Continuing Education
Events
(NWI) Memoir: 100 Tricks
Date: February 9 2013 9:00am - February 10 2013 5:00pm Location: York Graduate Center - Room 116, Graduate Campus
Writing chapters from one’s life story can produce gifts for family, and an important record of community life. In this workshop, we will read short passages from a variety of voices reflecting on lessons learned from life encounters. We will use these passages as prompts for our own writing, leading to a gathering of short life chapters for further reflection and revision over time. No experience necessary, but a willing heart.
This workshop will draw writing prompts from the new book, 100 Tricks Every Boy Can Do: How My Brother Disappeared, by Kim Stafford (Trinity University Press, 2012). The book tells hard stories with a light touch, by focusing on episodes of mystery and illumination.
This course is part of the Documentary Studies Certificate Program
Northwest Writing Institute classes are offered to teachers, counselors, parents, veterans, and all community members interested in the power of stories to help us understand and practice human connections for the good of all.
Course Details
Date: Saturday-Sunday, February 9-10, 2013
Time: 9 a.m.-5 p.m.
Instructor: Kim Stafford, Ph.D.
Registration
Degree-applicable credit: LA 530/WCM 510, 1 semester hour, $773
Continuing education credit: CELA 810, 1 semester hour, $350
Register now for continuing education credit (PDF)

*Parts of the exercise*
1. In the memoir workshop listing, rewrite the paragraph beginning "Writing chapters from one's life story" as a short bulleted list that keeps its main facts.
2. Write what comes next in the memoir workshop listing, starting after its final line.

(Layout records)
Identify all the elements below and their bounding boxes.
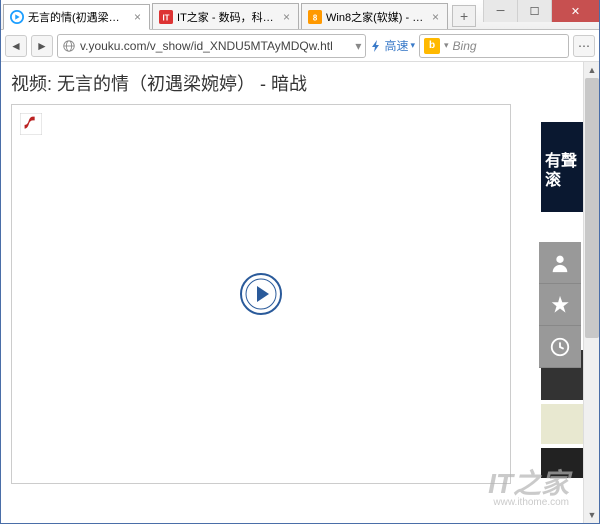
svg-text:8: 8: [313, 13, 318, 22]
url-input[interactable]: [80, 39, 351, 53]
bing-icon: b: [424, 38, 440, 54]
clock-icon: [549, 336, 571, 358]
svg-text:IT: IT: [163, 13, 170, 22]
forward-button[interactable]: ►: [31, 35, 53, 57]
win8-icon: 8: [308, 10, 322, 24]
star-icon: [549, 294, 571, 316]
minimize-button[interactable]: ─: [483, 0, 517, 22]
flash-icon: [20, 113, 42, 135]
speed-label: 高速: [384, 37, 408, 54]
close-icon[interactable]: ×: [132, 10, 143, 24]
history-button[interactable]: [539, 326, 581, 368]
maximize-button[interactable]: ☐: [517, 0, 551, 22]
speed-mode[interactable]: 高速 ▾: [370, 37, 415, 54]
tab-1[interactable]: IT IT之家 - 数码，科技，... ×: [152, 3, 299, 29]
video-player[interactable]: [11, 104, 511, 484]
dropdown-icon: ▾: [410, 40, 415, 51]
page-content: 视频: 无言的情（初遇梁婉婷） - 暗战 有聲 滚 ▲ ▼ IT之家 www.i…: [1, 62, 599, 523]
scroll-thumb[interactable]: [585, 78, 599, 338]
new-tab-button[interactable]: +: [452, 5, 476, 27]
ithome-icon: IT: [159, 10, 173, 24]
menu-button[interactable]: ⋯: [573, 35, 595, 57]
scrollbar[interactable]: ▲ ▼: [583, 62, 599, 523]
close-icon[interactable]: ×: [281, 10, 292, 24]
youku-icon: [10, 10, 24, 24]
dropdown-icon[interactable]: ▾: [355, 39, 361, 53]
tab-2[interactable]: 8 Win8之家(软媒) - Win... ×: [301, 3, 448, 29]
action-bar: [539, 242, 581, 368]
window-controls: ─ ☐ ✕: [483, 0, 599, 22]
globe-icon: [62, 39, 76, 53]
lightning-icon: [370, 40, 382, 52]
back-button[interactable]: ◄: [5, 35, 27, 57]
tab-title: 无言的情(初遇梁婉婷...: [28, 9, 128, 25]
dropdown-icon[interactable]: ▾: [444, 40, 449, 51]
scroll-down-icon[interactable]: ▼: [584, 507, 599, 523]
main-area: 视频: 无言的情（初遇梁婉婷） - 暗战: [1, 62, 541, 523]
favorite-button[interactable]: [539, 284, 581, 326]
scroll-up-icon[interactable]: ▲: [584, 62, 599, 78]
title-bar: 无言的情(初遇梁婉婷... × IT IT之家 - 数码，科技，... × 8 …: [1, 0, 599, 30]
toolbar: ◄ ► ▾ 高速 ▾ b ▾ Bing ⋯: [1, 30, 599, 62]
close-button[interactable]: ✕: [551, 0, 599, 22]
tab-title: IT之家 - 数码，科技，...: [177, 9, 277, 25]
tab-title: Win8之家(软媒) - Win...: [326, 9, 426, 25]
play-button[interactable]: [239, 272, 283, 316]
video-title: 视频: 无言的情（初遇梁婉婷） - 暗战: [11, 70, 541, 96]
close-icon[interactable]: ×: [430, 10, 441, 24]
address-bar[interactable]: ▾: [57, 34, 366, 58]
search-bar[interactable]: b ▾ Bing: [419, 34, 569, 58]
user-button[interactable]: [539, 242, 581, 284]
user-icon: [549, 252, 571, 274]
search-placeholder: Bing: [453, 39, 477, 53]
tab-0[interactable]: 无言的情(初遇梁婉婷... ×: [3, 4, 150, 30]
==
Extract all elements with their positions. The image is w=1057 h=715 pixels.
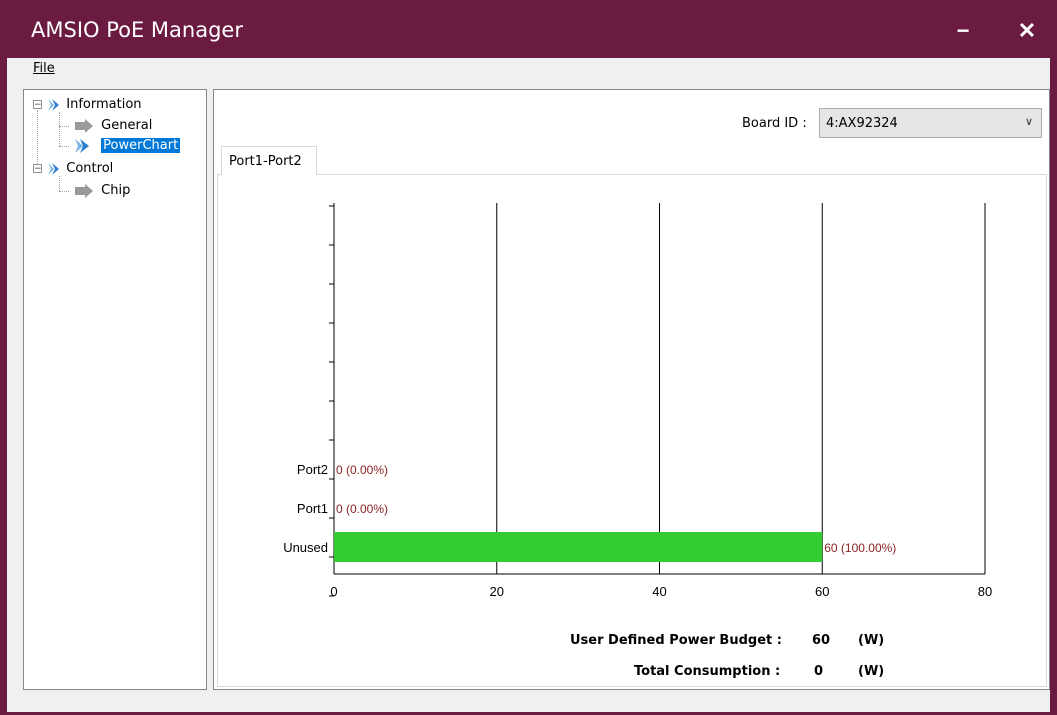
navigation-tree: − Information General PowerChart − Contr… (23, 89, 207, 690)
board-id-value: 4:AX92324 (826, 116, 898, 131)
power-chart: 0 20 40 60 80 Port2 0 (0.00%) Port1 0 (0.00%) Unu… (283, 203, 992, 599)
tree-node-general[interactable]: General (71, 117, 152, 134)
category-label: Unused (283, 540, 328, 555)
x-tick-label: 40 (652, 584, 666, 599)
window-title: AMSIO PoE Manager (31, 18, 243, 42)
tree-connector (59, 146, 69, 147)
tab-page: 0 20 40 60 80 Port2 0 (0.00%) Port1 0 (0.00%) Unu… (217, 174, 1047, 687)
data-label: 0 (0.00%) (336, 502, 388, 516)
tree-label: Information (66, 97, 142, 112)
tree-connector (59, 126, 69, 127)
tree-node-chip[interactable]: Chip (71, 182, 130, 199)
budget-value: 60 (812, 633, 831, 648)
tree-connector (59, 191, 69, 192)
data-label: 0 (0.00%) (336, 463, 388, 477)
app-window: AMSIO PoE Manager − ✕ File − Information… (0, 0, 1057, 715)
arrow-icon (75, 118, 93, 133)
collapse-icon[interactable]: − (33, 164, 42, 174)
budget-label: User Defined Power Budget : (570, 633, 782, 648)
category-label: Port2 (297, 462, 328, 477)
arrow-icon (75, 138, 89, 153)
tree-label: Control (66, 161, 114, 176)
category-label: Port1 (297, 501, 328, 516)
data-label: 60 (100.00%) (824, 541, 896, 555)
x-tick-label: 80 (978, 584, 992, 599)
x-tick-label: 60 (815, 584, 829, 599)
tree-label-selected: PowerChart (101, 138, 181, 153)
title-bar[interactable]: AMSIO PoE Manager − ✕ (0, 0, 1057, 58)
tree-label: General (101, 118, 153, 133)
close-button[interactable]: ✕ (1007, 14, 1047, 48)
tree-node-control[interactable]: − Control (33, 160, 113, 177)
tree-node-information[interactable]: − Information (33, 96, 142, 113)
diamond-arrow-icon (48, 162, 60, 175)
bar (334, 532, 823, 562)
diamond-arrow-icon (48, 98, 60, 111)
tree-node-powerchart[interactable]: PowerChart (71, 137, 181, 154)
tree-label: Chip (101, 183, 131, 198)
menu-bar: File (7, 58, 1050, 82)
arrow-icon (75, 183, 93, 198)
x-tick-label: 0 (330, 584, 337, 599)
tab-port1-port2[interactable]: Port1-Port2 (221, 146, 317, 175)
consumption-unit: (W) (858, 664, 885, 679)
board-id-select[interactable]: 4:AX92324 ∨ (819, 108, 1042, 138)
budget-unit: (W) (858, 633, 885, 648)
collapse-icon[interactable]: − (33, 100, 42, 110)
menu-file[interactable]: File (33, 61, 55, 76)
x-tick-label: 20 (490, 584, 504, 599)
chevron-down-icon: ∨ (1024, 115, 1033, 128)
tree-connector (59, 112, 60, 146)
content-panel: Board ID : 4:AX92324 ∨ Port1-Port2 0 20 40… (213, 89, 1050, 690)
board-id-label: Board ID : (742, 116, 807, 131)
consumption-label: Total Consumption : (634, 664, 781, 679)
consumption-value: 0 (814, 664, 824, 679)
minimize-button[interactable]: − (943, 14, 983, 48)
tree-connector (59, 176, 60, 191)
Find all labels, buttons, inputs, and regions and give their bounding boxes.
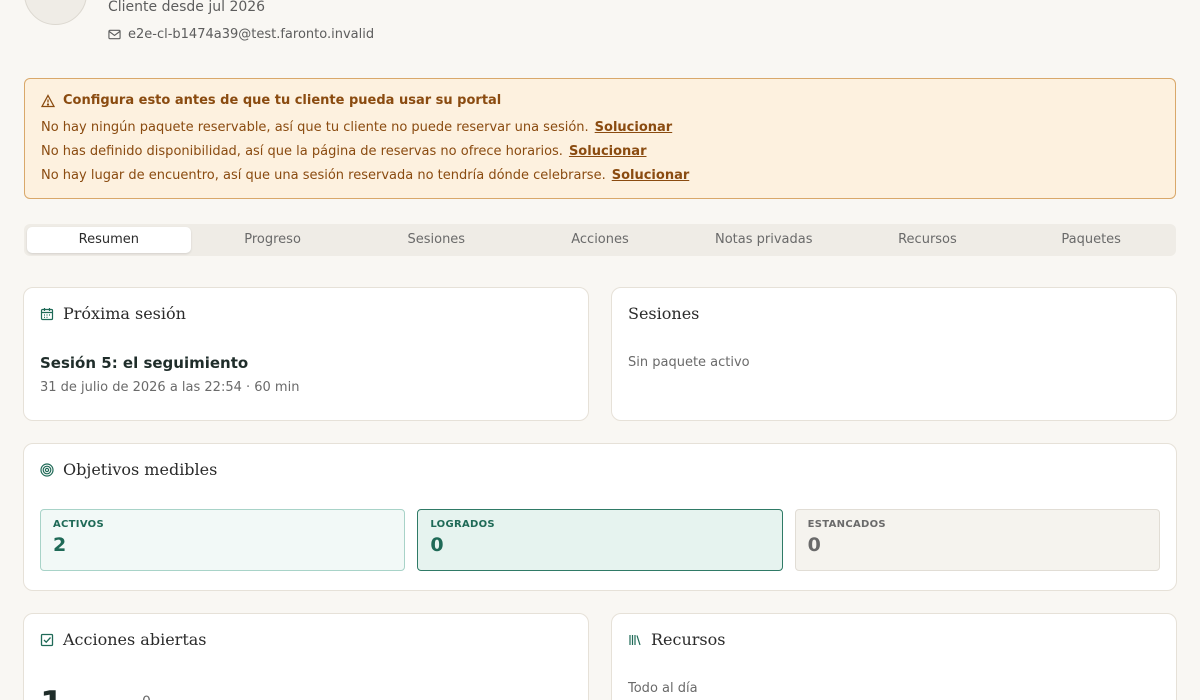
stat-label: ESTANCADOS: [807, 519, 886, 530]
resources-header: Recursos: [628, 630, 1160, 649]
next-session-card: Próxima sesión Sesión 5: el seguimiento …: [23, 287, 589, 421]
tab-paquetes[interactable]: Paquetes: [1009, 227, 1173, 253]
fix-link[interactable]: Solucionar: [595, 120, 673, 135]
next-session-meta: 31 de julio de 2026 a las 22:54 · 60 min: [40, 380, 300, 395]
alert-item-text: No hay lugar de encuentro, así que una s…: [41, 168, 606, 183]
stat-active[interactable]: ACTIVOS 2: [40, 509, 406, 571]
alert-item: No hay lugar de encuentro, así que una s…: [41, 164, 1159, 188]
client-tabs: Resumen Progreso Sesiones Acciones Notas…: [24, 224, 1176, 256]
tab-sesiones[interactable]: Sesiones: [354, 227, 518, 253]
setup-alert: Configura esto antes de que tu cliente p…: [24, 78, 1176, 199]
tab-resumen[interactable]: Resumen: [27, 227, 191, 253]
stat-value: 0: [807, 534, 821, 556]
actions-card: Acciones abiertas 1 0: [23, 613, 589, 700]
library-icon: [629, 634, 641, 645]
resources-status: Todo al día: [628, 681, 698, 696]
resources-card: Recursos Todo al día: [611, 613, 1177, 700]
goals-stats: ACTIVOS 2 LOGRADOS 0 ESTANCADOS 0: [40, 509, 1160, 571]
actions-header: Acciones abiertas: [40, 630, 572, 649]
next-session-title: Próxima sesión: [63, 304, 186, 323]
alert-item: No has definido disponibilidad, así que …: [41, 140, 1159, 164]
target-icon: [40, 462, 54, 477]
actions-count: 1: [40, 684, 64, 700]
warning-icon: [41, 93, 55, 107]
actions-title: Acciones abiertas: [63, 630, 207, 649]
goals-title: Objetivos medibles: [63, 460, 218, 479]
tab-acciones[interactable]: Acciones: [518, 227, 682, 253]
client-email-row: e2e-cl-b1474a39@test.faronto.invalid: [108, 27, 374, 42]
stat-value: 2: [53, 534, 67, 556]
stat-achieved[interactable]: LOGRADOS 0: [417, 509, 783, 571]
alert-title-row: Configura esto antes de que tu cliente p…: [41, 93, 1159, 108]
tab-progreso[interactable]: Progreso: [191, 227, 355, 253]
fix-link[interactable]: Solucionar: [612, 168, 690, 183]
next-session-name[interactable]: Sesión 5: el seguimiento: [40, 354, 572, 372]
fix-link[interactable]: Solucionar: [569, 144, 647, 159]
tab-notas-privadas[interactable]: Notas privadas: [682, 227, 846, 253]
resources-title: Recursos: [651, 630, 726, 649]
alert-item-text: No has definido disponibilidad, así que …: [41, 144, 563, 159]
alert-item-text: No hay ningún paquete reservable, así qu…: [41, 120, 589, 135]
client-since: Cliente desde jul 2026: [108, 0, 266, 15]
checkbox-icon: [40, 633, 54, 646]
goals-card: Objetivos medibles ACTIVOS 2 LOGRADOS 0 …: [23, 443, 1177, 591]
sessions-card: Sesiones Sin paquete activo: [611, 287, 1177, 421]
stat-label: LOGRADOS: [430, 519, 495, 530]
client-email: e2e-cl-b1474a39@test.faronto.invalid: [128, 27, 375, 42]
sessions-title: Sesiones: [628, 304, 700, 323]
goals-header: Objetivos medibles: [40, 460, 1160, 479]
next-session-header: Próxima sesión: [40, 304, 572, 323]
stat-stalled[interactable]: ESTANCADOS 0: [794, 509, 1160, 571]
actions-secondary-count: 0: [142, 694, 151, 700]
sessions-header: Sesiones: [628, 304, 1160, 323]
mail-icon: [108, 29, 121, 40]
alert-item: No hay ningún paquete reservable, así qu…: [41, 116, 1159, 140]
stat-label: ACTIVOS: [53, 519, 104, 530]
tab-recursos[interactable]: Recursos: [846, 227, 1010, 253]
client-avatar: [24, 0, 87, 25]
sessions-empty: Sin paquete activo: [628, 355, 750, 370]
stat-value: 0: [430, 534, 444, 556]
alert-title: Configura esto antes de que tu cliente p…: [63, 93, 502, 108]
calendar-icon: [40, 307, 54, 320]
...
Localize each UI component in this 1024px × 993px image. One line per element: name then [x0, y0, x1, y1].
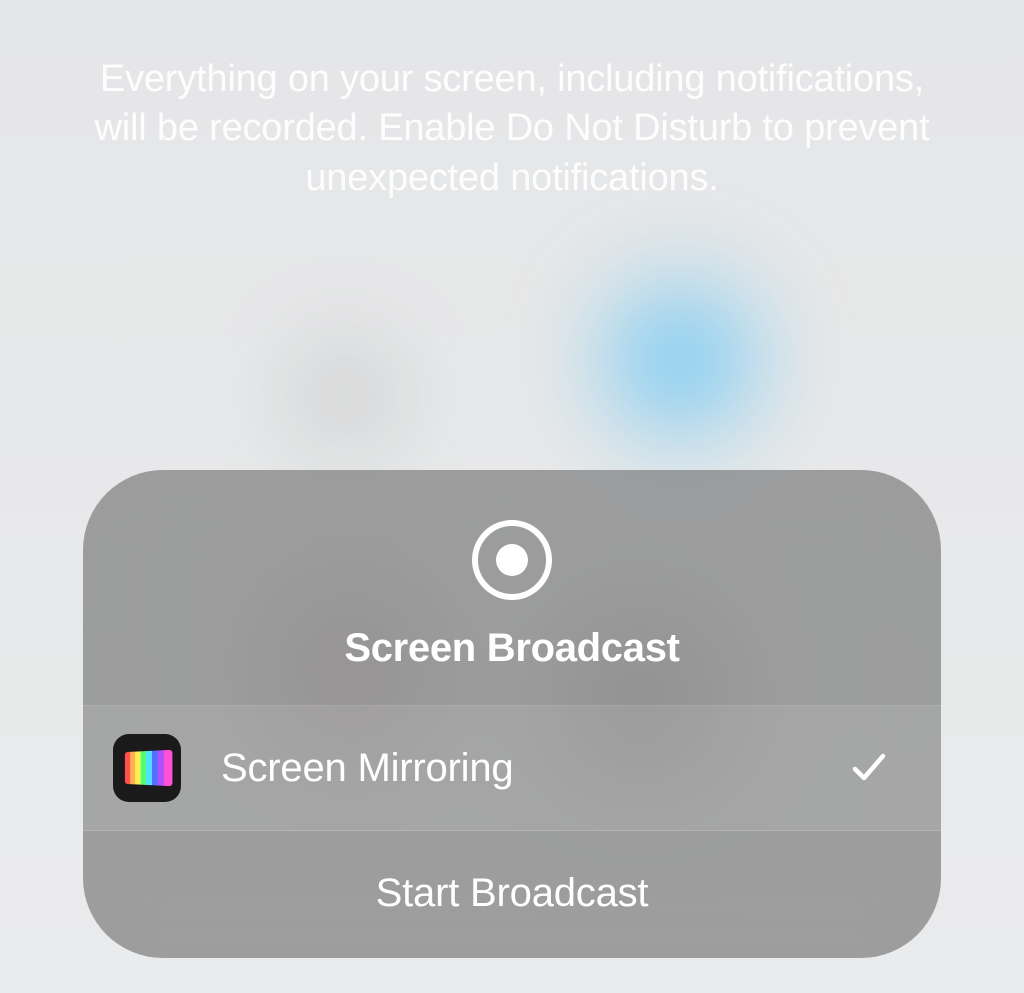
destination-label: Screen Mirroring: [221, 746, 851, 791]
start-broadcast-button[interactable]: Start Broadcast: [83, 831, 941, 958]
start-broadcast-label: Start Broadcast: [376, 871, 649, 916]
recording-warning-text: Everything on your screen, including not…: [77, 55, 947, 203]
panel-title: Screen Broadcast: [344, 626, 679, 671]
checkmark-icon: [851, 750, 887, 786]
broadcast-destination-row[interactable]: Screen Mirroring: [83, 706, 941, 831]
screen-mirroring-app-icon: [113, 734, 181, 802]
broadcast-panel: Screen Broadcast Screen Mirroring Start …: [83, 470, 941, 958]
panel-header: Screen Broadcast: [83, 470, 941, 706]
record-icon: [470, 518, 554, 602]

*Responses to the exercise*
1.
- Writing chapters from one's life story can produce gifts for family and an important record of community life.
- Participants read short passages from a variety of voices reflecting on lessons learned from life encounters.
- These passages serve as prompts for participants' own writing.
- The writing leads to a gathering of short life chapters for further reflection and revision over time.
- No experience is necessary, only a willing heart.

2.
Noncredit/CEU: 15 hours, $250
Noncredit registration is closed. Please contact us to be placed on the wait list.
About the Instructor
Kim Stafford is the founding director of the Northwest Writing Institute at Lewis & Clark College, and the author of a dozen books of poetry and prose, including 100 Tricks Every Boy Can Do: How My Brother Disappeared (a memoir), and The Muses Among Us: Eloquent Listening and Other Pleasures of the Writer’s Craft (a book about writing and teaching). He approaches writing as a chance to compose stores we have carried into poems, essays, radio commentaries, blessings, rants, parables, and other forms of “tikkun olam,” the healing of the world.
Contact Us
The Center for Community Engagement is located in room 105 of Rogers Hall on the Graduate Campus.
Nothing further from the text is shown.